--- Written problem ---
Within the material below, find each line bearing the word "name" and present it.

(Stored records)
__________

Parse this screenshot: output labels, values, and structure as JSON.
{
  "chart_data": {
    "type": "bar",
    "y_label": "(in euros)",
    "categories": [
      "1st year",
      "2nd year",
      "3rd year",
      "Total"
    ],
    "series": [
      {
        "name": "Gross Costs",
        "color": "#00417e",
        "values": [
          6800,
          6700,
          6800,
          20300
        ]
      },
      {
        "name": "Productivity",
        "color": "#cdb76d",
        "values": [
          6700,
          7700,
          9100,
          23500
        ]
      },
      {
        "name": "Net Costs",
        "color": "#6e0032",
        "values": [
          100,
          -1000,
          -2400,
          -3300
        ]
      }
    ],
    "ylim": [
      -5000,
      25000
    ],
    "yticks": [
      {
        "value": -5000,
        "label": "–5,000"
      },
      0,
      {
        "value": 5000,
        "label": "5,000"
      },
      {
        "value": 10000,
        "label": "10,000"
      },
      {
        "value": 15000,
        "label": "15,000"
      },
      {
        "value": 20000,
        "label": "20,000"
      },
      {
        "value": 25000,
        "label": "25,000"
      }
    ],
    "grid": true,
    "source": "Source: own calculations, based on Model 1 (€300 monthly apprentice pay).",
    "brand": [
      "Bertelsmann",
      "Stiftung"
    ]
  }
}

__________

--- Correct result ---
        "name": "Gross Costs",
        "name": "Productivity",
        "name": "Net Costs",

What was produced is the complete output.